● **GIVEN TASK**: Search the listing below for the word "часа" and copy each line that holds it.

[Saved entries]
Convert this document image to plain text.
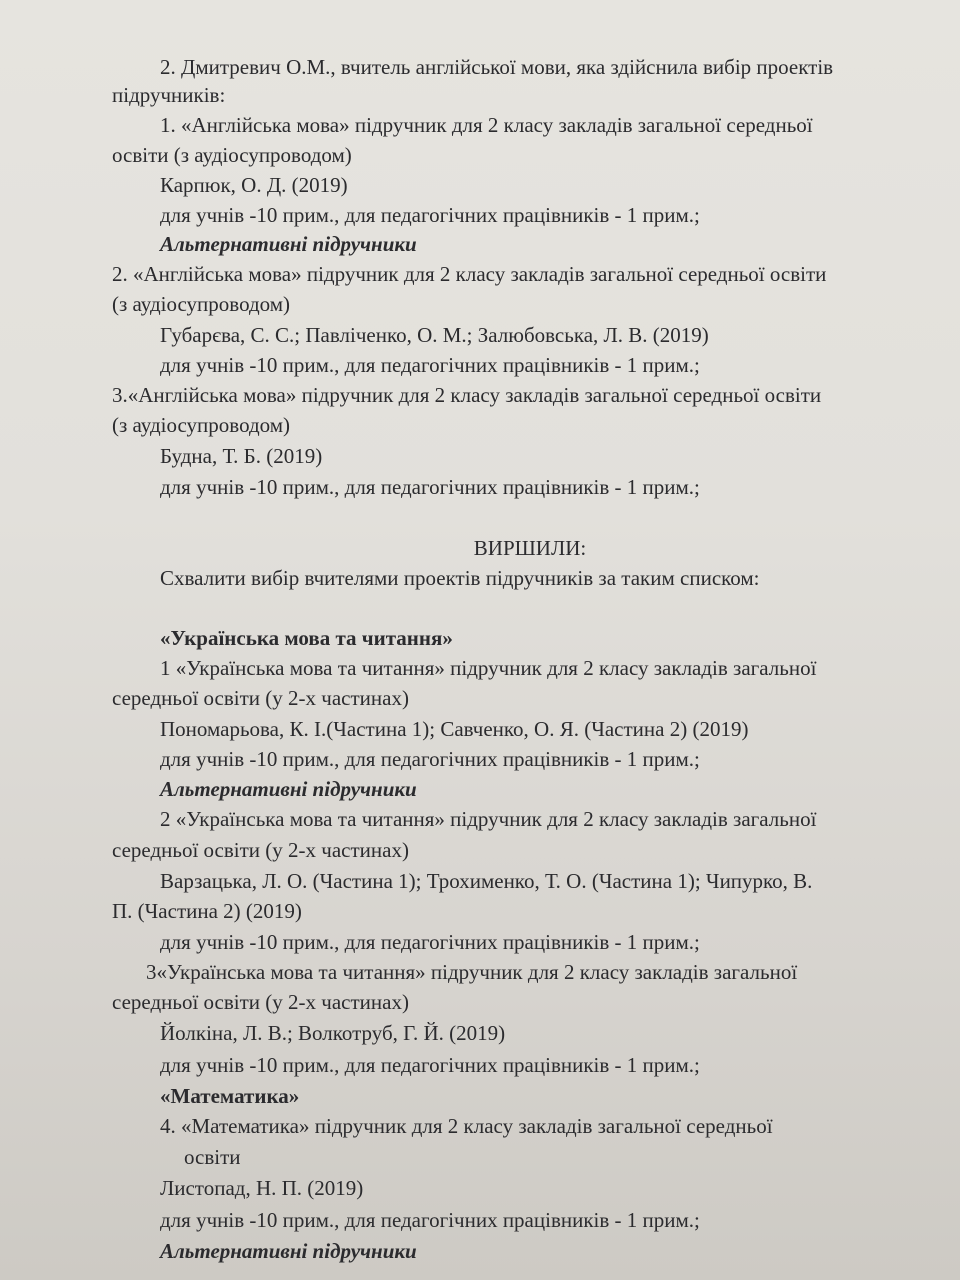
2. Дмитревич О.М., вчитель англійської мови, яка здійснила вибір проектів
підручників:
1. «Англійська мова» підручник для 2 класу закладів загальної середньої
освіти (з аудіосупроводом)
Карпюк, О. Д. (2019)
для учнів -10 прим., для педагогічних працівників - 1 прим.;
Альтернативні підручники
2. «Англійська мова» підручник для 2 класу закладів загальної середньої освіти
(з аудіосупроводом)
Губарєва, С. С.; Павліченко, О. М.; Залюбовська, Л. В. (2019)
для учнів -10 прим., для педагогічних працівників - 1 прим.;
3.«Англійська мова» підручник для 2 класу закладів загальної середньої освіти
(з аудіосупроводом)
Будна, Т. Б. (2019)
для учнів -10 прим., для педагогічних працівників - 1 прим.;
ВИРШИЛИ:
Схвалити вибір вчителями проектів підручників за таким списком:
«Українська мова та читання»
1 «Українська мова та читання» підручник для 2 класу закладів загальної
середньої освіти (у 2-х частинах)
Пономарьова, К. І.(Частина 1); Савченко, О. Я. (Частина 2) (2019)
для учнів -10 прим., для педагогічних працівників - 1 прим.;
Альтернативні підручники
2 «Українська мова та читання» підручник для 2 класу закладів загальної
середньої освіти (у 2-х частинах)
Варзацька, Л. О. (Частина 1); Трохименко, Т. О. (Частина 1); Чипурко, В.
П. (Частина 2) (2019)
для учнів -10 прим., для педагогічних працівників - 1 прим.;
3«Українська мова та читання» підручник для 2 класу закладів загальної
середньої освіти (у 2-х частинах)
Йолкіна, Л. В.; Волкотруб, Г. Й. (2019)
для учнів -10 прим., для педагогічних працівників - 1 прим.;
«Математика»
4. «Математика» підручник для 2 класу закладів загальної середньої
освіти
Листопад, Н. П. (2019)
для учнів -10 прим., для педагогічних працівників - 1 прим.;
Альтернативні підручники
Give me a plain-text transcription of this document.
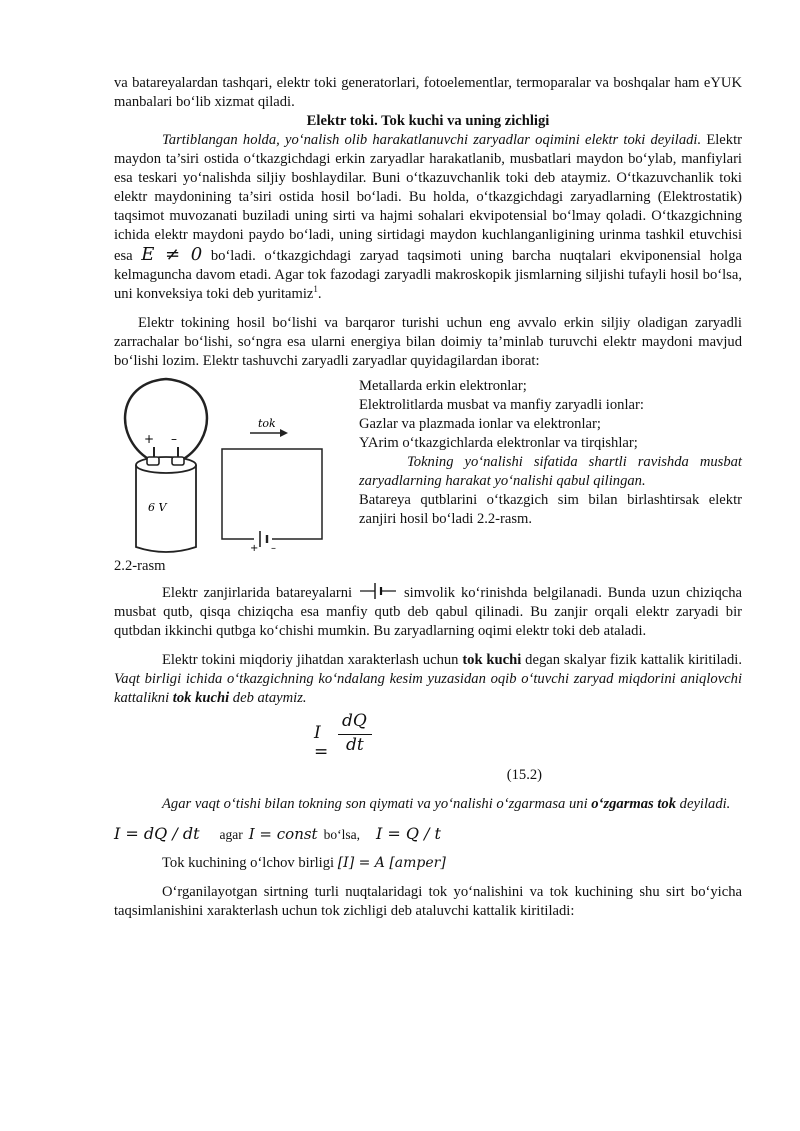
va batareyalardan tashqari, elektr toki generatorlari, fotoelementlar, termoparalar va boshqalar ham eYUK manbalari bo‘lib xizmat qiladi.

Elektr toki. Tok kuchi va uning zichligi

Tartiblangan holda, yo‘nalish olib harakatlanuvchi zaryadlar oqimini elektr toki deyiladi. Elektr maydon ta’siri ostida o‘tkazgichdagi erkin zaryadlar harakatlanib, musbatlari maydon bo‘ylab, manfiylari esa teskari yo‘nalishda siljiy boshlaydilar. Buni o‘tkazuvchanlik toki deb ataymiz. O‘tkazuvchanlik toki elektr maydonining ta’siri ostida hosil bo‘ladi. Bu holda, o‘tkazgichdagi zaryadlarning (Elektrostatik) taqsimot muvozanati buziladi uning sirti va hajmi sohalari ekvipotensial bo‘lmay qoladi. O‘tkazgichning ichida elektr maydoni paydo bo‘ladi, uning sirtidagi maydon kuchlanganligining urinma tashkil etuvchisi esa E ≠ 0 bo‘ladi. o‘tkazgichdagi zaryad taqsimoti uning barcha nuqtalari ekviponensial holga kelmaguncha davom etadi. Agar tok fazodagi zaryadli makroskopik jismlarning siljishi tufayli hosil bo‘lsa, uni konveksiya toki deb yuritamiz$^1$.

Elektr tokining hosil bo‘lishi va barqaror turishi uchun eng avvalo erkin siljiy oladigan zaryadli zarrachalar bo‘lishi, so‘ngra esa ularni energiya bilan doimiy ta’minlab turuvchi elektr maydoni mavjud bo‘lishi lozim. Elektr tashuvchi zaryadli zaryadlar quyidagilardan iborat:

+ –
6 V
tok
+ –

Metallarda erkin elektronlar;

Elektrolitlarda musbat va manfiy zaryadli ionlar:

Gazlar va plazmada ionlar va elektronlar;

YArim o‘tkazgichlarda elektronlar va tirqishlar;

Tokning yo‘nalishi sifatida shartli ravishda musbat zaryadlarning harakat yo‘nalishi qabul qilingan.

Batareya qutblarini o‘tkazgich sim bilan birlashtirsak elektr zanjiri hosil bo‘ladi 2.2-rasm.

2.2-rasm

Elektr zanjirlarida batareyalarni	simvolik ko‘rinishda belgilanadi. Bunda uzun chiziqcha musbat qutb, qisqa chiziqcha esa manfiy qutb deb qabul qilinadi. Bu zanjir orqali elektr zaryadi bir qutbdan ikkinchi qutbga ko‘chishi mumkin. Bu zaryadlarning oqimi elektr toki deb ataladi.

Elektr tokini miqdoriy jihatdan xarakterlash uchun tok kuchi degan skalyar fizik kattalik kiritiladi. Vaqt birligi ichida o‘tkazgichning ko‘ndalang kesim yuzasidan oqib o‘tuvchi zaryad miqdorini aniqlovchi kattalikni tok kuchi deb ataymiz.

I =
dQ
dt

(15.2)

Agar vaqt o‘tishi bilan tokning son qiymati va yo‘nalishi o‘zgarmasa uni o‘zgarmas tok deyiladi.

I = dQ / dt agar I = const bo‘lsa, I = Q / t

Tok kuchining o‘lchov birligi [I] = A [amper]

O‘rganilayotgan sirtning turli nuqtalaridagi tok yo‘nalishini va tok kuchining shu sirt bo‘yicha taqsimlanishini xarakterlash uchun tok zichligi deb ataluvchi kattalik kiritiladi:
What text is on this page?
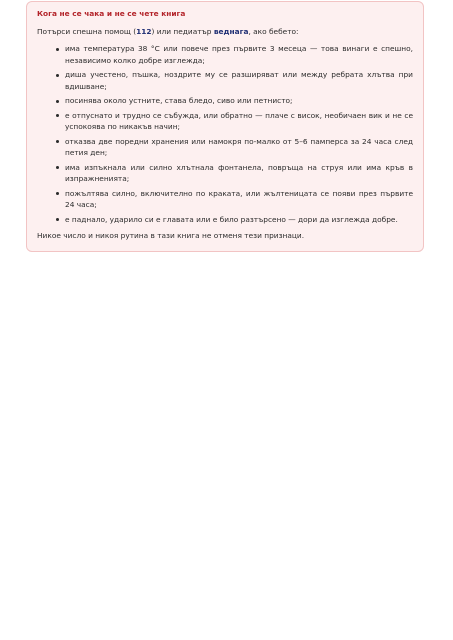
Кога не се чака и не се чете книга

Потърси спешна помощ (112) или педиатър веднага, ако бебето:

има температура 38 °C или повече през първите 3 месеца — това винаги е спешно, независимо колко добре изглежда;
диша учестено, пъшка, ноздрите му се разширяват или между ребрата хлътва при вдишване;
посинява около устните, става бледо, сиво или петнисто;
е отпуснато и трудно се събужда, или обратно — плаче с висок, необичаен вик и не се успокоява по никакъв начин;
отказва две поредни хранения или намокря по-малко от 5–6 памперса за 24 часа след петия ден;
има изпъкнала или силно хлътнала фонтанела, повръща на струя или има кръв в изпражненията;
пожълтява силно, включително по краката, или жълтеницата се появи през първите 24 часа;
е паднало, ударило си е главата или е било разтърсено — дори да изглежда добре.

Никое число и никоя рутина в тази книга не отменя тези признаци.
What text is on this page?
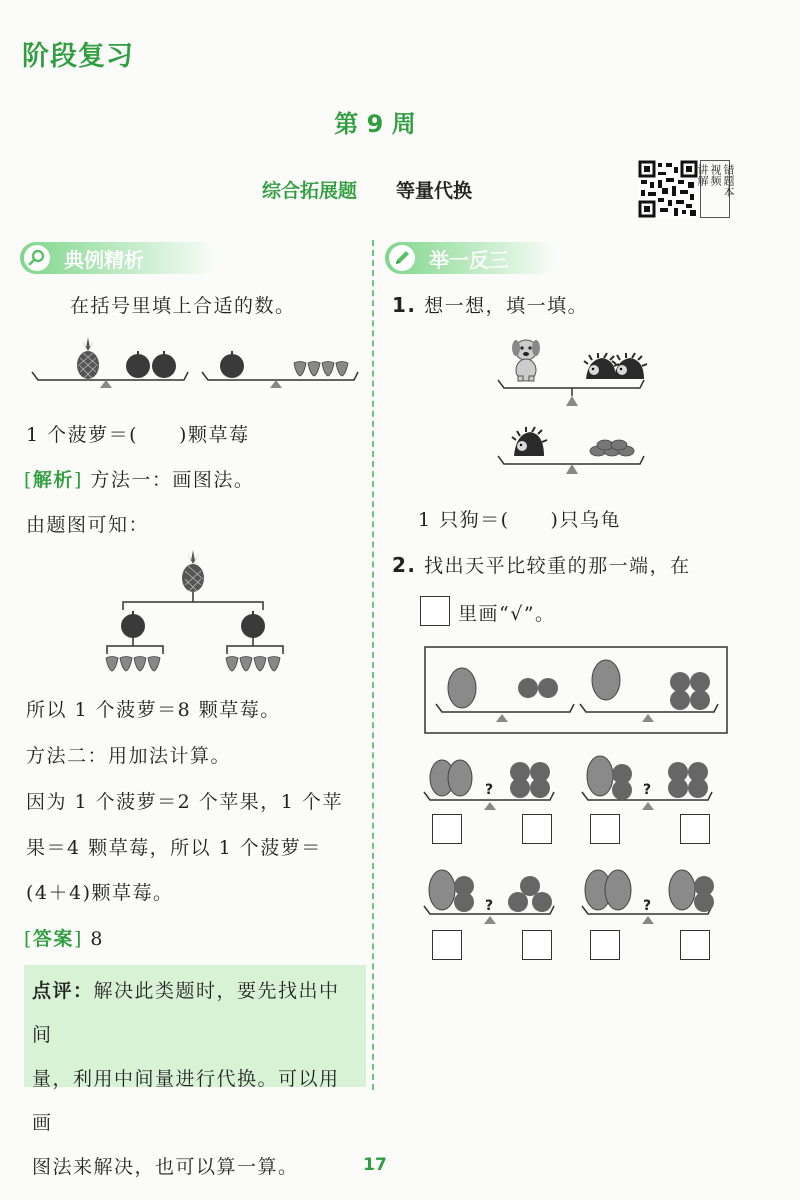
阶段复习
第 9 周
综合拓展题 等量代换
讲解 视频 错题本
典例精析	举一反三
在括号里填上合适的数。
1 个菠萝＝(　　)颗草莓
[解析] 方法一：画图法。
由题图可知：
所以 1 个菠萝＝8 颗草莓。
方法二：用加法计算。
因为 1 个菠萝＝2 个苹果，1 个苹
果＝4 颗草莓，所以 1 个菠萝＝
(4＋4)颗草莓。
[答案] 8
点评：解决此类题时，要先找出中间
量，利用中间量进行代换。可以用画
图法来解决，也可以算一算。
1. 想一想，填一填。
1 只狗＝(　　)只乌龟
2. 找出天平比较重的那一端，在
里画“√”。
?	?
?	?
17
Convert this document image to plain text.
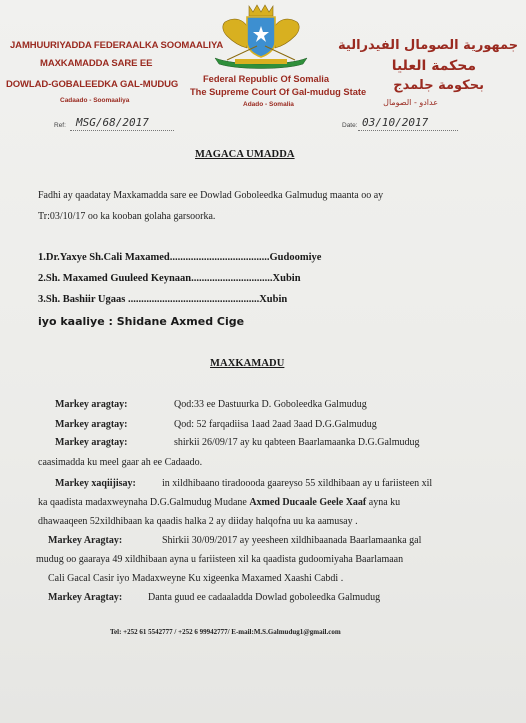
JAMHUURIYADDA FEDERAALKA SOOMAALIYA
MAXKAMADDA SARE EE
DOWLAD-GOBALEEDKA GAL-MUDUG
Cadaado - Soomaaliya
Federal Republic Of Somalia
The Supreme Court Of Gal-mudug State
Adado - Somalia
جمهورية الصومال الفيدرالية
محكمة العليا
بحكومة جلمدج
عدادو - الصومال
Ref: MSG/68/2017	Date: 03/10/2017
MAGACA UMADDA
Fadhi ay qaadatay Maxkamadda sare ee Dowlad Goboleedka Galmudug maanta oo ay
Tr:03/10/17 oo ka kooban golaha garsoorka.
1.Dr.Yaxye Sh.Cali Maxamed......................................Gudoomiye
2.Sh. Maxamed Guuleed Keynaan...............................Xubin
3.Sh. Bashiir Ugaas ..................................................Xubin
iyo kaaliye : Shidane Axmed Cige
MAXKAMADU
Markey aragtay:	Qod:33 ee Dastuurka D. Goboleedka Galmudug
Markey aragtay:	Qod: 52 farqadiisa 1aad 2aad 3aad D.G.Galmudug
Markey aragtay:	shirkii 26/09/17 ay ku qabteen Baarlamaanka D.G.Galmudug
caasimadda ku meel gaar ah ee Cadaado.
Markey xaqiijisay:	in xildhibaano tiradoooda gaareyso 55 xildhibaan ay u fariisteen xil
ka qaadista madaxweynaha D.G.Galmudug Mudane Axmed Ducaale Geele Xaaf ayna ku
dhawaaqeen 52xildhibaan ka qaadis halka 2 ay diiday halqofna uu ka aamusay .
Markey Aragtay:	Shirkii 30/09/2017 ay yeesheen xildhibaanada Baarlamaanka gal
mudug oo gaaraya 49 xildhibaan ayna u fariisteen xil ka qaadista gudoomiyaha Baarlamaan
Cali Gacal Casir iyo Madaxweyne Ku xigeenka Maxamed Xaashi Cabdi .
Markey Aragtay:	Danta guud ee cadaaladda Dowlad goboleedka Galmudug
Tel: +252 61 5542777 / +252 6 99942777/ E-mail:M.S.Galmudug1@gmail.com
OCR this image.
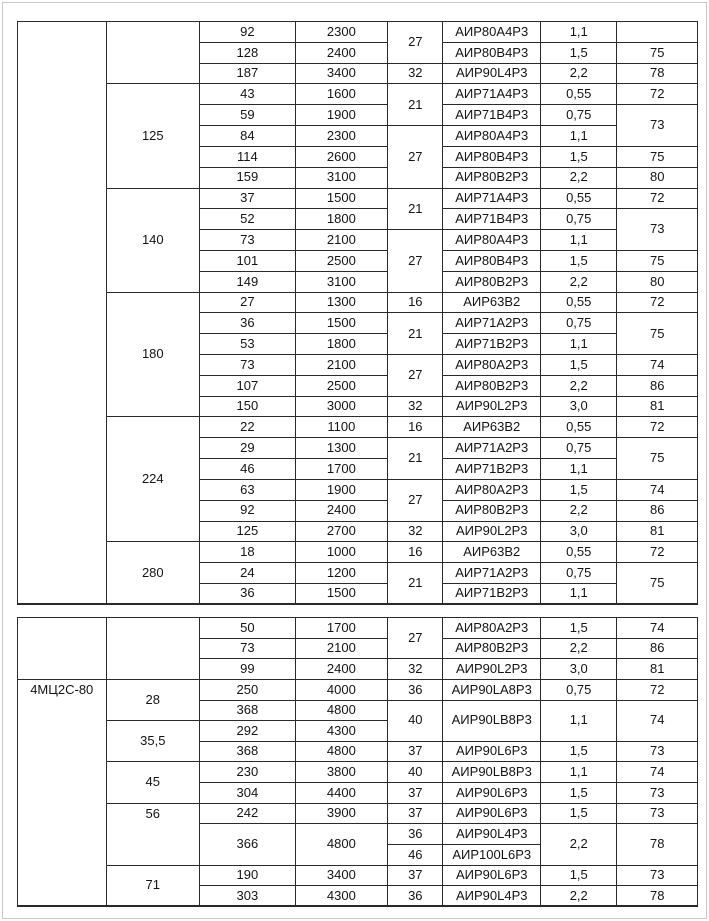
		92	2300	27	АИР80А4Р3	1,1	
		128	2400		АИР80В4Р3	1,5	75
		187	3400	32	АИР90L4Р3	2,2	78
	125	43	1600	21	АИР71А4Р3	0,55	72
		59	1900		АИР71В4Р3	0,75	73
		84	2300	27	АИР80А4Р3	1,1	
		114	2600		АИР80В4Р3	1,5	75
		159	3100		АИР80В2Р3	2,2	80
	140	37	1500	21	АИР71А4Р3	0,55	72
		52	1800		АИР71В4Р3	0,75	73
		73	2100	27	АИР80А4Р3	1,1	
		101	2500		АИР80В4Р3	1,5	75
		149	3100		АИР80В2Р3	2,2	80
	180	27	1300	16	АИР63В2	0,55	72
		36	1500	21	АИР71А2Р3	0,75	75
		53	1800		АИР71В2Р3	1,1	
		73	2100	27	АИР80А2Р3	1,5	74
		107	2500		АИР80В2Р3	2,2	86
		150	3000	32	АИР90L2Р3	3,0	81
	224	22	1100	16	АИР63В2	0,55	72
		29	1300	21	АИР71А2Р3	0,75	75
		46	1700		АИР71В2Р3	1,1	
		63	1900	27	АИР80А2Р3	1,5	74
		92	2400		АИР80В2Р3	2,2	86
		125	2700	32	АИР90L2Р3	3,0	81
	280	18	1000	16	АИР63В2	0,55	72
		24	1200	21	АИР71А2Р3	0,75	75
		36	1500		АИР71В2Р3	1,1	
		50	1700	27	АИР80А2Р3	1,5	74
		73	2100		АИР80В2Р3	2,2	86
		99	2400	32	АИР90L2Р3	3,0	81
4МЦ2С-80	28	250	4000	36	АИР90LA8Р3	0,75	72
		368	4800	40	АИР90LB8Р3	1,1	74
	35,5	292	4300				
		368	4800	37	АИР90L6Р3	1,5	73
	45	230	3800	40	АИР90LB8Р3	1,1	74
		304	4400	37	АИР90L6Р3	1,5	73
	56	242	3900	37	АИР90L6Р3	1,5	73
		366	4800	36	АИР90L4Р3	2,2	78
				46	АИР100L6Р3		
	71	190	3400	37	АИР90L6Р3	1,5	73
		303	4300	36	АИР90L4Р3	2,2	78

● **CORRECT RESPONSE**:
отказва две поредни хранения или намокря по-малко от 5–6 памперса за 24 часа след петия ден;
пожълтява силно, включително по краката, или жълтеницата се появи през първите 24 часа;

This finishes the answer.